> _What the task asks_
From the records below, copy out each line that contains the string "path". Matching is case-sensitive.

> _Data supplied_
========

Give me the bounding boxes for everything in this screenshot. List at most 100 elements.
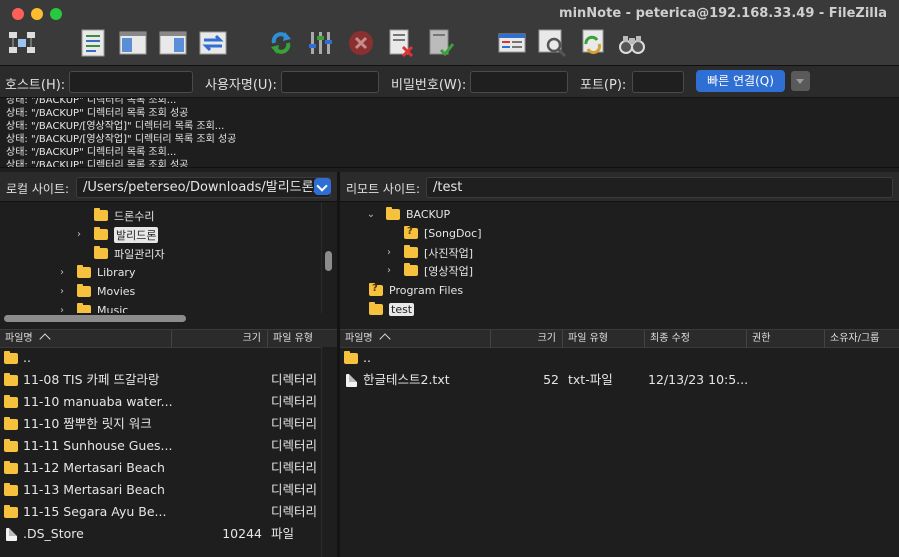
tree-item[interactable]: › [사진작업] (384, 243, 473, 262)
tree-item[interactable]: › Movies (57, 282, 135, 301)
local-path-dropdown[interactable] (314, 178, 331, 195)
search-remote-icon[interactable] (536, 27, 568, 59)
tree-chevron-icon[interactable]: ⌄ (366, 209, 376, 220)
column-header-modified[interactable]: 최종 수정 (645, 330, 747, 348)
list-item[interactable]: 11-10 manuaba water... 디렉터리 (0, 391, 321, 413)
list-item[interactable]: 11-10 짬뿌한 릿지 워크 디렉터리 (0, 413, 321, 435)
sync-browse-icon[interactable] (576, 27, 608, 59)
tree-item-label: BACKUP (406, 208, 451, 221)
tree-item[interactable]: › [영상작업] (384, 261, 473, 280)
list-item[interactable]: .. (0, 347, 321, 369)
reconnect-icon[interactable] (425, 27, 457, 59)
list-item[interactable]: 11-12 Mertasari Beach 디렉터리 (0, 457, 321, 479)
scrollbar-thumb[interactable] (325, 251, 332, 271)
list-item[interactable]: .DS_Store 10244 파일 (0, 523, 321, 545)
host-label: 호스트(H): (5, 78, 66, 93)
tree-chevron-icon[interactable]: › (384, 265, 394, 276)
list-item[interactable]: 11-08 TIS 카페 뜨갈라랑 디렉터리 (0, 369, 321, 391)
local-site-label: 로컬 사이트: (6, 182, 70, 196)
site-manager-icon[interactable] (6, 27, 38, 59)
sort-ascending-icon (38, 333, 51, 345)
tree-item-label: 드론수리 (114, 209, 155, 223)
column-header-type[interactable]: 파일 유형 (268, 330, 337, 348)
tree-item[interactable]: 드론수리 (74, 206, 154, 225)
folder-icon (77, 265, 91, 278)
list-item[interactable]: 11-15 Segara Ayu Be... 디렉터리 (0, 501, 321, 523)
host-input[interactable] (69, 71, 193, 93)
tree-item-label: 파일관리자 (114, 247, 165, 261)
folder-icon (77, 284, 91, 297)
log-line: 상태: "/BACKUP/[영상작업]" 디렉터리 목록 조회... (6, 121, 225, 132)
filter-icon[interactable] (496, 27, 528, 59)
refresh-icon[interactable] (265, 27, 297, 59)
zoom-window-button[interactable] (50, 8, 62, 20)
port-input[interactable] (632, 71, 684, 93)
find-files-icon[interactable] (616, 27, 648, 59)
column-header-name[interactable]: 파일명 (0, 330, 172, 348)
column-header-owner[interactable]: 소유자/그룹 (825, 330, 899, 348)
list-item[interactable]: 11-11 Sunhouse Gues... 디렉터리 (0, 435, 321, 457)
tree-item[interactable]: Program Files (369, 281, 463, 300)
local-list-header: 파일명 크기 파일 유형 (0, 329, 337, 348)
local-path-input[interactable]: /Users/peterseo/Downloads/발리드론/ (76, 177, 331, 198)
local-list-vscroll[interactable] (321, 347, 337, 557)
quickconnect-bar: 호스트(H): 사용자명(U): 비밀번호(W): 포트(P): 빠른 연결(Q… (0, 66, 899, 98)
remote-path-input[interactable]: /test (426, 177, 893, 198)
quickconnect-button[interactable]: 빠른 연결(Q) (696, 70, 785, 92)
user-input[interactable] (281, 71, 379, 93)
scrollbar-thumb[interactable] (4, 315, 186, 322)
column-header-name[interactable]: 파일명 (340, 330, 491, 348)
tree-chevron-icon[interactable]: › (57, 286, 67, 297)
file-type: 디렉터리 (271, 372, 318, 387)
user-label: 사용자명(U): (205, 78, 277, 93)
file-icon (346, 374, 357, 387)
column-header-label: 파일명 (345, 333, 373, 344)
transfer-queue-icon[interactable] (197, 27, 229, 59)
unknown-folder-icon (404, 226, 418, 239)
tree-item-selected[interactable]: › 발리드론 (74, 225, 159, 244)
list-item[interactable]: .. (340, 347, 899, 369)
folder-icon (4, 417, 18, 430)
column-header-type[interactable]: 파일 유형 (563, 330, 645, 348)
column-header-label: 파일명 (5, 333, 33, 344)
minimize-window-button[interactable] (31, 8, 43, 20)
log-line: 상태: "/BACKUP" 디렉터리 목록 조회... (6, 98, 177, 106)
folder-icon (404, 263, 418, 276)
quickconnect-history-dropdown[interactable] (791, 71, 810, 91)
window-title: minNote - peterica@192.168.33.49 - FileZ… (559, 6, 887, 21)
file-icon (6, 528, 17, 541)
disconnect-icon[interactable] (385, 27, 417, 59)
local-tree-vscroll[interactable] (321, 203, 337, 313)
local-tree-hscroll[interactable] (0, 313, 321, 324)
tree-item-selected[interactable]: test (369, 300, 415, 319)
file-name: 11-12 Mertasari Beach (23, 460, 165, 475)
tree-item-label: test (389, 303, 415, 316)
column-header-permissions[interactable]: 권한 (747, 330, 825, 348)
toggle-log-icon[interactable] (77, 27, 109, 59)
tree-item[interactable]: [SongDoc] (384, 224, 482, 243)
tree-chevron-icon[interactable]: › (74, 229, 84, 240)
tree-item-label: [사진작업] (424, 246, 474, 260)
tree-item[interactable]: 파일관리자 (74, 244, 165, 263)
toggle-remote-tree-icon[interactable] (157, 27, 189, 59)
password-input[interactable] (470, 71, 568, 93)
tree-chevron-icon[interactable]: › (384, 247, 394, 258)
cancel-icon[interactable] (345, 27, 377, 59)
column-header-size[interactable]: 크기 (491, 330, 563, 348)
close-window-button[interactable] (12, 8, 24, 20)
local-directory-tree[interactable]: 드론수리 › 발리드론 파일관리자 › Library › Movies › M… (0, 203, 337, 326)
file-type: 디렉터리 (271, 438, 318, 453)
message-log[interactable]: 상태: "/BACKUP" 디렉터리 목록 조회... 상태: "/BACKUP… (0, 98, 899, 168)
tree-chevron-icon[interactable]: › (57, 267, 67, 278)
process-queue-icon[interactable] (305, 27, 337, 59)
tree-item[interactable]: ⌄ BACKUP (366, 205, 450, 224)
column-header-size[interactable]: 크기 (172, 330, 268, 348)
remote-directory-tree[interactable]: ⌄ BACKUP [SongDoc] › [사진작업] › [영상작업] Pro… (340, 203, 899, 326)
tree-item[interactable]: › Library (57, 263, 135, 282)
toggle-local-tree-icon[interactable] (117, 27, 149, 59)
list-item[interactable]: 한글테스트2.txt 52 txt-파일 12/13/23 10:5... (340, 369, 899, 391)
file-name: .. (363, 350, 371, 365)
list-item[interactable]: 11-13 Mertasari Beach 디렉터리 (0, 479, 321, 501)
log-line: 상태: "/BACKUP" 디렉터리 목록 조회... (6, 147, 177, 158)
local-path-bar: 로컬 사이트: /Users/peterseo/Downloads/발리드론/ (0, 172, 337, 202)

========

> _Answer to this task_
local-path-dropdown[interactable] (314, 178, 331, 195)
local-path-input[interactable]: /Users/peterseo/Downloads/발리드론/ (76, 177, 331, 198)
remote-path-input[interactable]: /test (426, 177, 893, 198)
local-path-bar: 로컬 사이트: /Users/peterseo/Downloads/발리드론/ (0, 172, 337, 202)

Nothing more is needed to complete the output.